SHORT EXERCISE =>
In the entries below, find every line holding the string "Output" and collect it.

● ● ● ●

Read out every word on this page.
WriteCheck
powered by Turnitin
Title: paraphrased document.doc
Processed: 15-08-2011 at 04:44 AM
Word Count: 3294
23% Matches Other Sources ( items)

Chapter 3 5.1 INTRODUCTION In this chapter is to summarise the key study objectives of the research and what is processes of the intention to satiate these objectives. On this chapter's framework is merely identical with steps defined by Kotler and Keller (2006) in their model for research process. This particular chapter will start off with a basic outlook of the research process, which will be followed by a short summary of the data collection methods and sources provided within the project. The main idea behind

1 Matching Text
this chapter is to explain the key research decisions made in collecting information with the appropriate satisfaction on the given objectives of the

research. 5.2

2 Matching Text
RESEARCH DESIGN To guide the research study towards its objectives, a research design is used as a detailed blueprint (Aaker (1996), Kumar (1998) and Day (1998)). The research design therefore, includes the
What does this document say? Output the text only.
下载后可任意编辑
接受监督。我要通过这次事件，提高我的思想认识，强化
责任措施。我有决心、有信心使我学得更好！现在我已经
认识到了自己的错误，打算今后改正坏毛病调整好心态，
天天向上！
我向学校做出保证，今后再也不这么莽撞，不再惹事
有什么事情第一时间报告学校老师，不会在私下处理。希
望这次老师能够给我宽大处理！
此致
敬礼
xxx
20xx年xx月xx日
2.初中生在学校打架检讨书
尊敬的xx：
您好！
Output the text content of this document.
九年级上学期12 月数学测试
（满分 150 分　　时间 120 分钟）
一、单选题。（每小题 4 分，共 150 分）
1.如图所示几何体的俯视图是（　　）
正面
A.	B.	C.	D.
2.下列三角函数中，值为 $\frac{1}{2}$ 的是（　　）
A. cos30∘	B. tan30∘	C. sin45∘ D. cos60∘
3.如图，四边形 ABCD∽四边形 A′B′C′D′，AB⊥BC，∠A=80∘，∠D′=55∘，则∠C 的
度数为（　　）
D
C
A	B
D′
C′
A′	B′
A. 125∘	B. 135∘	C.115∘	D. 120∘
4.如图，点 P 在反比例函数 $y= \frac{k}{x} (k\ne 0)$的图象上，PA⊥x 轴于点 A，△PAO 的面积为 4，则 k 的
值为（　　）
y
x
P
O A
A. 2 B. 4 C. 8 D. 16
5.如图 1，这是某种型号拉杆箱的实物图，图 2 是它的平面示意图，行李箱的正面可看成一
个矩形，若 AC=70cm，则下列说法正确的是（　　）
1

● ● ● ●

SOLUTION TO THE PROBLEM =>
What does this document say? Output the text only.
Output the text content of this document.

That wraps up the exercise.